### Task goal
Extract each line bearing the word "Fcst".

Extracts from a graphics dataset

☆ ☆ ☆

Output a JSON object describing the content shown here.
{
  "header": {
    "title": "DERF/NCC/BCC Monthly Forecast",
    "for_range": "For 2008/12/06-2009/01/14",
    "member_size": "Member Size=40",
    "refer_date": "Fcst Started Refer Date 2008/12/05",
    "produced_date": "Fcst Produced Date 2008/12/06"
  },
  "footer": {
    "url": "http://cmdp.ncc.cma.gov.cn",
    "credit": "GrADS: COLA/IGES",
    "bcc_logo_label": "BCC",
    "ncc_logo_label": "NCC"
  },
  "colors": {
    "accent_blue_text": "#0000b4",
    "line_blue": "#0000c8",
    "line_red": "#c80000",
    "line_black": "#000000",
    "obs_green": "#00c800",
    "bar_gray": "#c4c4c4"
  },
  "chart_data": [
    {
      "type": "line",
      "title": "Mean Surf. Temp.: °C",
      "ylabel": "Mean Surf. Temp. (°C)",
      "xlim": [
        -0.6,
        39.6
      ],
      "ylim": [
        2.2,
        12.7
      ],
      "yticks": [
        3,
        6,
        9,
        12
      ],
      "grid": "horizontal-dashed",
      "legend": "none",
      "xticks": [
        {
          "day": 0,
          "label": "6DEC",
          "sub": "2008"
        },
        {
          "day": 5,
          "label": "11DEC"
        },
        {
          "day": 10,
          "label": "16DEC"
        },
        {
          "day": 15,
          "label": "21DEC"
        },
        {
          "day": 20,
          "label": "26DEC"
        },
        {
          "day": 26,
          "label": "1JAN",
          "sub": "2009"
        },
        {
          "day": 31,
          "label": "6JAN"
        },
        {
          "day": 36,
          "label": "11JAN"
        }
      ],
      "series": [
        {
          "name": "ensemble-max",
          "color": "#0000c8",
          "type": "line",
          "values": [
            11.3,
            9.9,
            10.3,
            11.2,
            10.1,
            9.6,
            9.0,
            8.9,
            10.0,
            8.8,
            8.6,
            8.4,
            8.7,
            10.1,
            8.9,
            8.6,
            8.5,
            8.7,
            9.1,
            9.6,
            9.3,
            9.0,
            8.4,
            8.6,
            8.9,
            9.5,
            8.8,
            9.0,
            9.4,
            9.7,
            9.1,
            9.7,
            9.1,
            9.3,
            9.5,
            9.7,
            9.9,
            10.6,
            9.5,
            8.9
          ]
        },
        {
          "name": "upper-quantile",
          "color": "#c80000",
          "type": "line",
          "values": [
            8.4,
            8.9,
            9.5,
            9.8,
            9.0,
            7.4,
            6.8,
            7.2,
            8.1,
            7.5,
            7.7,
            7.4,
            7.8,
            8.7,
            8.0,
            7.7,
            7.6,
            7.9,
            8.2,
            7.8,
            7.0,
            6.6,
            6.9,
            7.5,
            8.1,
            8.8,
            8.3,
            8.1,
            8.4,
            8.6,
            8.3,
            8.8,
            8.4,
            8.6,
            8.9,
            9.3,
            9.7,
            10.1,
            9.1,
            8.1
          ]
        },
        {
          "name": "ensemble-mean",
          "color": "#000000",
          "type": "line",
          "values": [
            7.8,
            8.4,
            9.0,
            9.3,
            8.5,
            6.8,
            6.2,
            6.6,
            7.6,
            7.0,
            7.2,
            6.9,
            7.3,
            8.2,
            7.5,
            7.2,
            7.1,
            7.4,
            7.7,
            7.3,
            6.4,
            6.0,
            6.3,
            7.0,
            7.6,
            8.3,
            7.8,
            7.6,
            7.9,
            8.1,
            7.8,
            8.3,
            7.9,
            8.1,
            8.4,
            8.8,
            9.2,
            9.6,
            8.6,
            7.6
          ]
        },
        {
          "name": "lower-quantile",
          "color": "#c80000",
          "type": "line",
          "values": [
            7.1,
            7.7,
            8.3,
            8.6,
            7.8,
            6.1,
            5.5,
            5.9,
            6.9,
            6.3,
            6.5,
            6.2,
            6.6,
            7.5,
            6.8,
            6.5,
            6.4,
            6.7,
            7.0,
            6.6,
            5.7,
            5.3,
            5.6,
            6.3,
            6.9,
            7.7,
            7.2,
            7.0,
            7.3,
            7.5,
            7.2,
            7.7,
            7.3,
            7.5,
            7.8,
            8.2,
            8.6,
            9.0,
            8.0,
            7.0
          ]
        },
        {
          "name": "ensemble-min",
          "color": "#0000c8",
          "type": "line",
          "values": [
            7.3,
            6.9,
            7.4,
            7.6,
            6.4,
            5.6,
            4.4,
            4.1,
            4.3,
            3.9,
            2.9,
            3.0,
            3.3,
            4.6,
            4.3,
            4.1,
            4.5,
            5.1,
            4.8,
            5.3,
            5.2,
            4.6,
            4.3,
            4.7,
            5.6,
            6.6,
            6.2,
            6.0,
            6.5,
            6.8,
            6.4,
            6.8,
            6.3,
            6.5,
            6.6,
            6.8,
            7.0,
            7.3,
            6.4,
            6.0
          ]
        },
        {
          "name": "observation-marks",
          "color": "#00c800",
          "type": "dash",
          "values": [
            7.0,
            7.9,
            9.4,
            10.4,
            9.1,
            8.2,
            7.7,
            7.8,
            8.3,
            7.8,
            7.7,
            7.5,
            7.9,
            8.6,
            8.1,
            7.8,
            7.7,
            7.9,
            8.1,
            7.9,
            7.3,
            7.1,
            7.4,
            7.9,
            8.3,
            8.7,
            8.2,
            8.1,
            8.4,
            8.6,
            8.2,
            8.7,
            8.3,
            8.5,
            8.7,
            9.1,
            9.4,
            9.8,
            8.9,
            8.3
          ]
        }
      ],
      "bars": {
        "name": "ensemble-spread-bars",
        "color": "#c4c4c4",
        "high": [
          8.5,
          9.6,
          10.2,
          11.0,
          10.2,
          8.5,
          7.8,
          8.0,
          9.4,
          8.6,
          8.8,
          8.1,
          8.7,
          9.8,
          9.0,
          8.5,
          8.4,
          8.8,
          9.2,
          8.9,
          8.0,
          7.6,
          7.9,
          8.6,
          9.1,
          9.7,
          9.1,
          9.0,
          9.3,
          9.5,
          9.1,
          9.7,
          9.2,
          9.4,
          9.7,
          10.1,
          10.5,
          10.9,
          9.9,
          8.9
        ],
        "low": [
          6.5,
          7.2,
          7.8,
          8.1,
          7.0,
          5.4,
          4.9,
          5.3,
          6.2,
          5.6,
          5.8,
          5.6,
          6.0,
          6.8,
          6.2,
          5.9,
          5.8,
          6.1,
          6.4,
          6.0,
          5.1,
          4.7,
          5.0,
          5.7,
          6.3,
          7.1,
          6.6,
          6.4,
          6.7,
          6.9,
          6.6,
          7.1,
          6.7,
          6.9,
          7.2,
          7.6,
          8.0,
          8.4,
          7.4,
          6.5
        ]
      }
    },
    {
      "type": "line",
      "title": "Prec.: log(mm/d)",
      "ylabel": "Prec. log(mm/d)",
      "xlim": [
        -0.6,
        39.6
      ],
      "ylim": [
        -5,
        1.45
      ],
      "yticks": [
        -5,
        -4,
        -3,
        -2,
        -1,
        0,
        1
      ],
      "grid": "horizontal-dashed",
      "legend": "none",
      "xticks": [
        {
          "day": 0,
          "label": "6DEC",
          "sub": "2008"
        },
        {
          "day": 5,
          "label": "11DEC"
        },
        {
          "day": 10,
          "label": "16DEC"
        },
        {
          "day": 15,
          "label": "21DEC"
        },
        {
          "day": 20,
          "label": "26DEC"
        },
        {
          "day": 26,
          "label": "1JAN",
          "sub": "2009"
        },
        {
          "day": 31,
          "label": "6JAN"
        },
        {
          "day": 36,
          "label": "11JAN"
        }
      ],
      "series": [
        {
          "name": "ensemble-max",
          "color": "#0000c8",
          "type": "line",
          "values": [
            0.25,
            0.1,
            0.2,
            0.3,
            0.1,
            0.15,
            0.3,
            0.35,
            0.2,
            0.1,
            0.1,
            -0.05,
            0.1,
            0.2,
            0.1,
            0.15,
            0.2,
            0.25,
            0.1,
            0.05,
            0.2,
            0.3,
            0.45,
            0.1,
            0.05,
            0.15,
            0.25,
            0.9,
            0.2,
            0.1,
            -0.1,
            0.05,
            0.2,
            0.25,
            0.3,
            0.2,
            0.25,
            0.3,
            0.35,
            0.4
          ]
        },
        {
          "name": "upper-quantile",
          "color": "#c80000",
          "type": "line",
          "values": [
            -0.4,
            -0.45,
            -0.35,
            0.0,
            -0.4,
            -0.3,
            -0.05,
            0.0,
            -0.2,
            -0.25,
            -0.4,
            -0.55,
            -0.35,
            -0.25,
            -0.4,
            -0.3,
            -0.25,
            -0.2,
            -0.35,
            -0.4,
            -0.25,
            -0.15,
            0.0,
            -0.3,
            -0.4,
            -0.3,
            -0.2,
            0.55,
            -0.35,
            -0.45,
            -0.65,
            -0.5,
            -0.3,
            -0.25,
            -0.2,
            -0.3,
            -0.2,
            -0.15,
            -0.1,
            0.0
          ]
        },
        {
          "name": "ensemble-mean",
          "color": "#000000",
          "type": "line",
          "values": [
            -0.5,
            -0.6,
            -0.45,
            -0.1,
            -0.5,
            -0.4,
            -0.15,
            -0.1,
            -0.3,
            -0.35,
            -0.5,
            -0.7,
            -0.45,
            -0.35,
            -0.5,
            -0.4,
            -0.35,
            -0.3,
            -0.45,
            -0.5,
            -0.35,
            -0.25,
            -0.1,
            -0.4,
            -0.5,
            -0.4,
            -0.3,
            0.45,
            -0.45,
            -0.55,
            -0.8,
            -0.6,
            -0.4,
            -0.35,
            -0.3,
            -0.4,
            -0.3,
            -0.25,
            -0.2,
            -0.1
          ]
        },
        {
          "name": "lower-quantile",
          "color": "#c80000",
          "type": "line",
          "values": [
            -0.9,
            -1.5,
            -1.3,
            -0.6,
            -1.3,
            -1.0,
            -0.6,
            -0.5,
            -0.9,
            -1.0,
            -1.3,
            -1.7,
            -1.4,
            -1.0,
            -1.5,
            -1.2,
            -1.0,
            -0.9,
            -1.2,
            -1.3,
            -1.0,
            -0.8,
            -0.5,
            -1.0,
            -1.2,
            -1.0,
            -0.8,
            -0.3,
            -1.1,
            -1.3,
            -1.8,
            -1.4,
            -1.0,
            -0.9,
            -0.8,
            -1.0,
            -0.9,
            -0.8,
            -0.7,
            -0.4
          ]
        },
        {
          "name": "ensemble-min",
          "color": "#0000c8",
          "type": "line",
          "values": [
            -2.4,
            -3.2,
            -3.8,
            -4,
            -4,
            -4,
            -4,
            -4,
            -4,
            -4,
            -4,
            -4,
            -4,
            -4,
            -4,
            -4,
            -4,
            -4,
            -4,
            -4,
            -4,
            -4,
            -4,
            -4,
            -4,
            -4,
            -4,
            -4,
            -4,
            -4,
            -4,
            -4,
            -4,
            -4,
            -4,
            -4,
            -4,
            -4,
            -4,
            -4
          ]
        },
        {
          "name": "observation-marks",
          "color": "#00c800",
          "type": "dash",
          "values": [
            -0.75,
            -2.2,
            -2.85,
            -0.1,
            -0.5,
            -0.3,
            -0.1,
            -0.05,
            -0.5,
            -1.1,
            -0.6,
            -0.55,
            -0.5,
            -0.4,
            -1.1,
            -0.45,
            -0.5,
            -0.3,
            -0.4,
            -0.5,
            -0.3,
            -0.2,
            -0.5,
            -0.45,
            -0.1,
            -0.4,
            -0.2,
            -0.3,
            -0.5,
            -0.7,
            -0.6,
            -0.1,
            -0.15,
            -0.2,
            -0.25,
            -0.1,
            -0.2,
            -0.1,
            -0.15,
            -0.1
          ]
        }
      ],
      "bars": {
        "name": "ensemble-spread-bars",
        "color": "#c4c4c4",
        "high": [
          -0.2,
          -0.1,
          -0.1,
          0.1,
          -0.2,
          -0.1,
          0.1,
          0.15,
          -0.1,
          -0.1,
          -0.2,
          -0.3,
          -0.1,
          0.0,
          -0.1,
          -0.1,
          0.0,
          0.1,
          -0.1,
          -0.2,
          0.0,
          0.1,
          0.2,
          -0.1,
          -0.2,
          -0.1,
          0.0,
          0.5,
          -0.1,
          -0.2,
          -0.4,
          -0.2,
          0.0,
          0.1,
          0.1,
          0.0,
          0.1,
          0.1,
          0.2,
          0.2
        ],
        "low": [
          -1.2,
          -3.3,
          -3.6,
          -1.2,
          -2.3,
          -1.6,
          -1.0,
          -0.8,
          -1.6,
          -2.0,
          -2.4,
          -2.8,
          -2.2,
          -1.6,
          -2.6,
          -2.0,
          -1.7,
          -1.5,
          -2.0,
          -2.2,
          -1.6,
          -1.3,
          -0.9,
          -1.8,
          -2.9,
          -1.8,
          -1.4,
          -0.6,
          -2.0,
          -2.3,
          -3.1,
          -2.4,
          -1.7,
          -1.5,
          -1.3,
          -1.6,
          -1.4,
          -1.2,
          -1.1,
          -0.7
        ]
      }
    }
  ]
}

☆ ☆ ☆

### Worked solution
    "refer_date": "Fcst Started Refer Date 2008/12/05",
    "produced_date": "Fcst Produced Date 2008/12/06"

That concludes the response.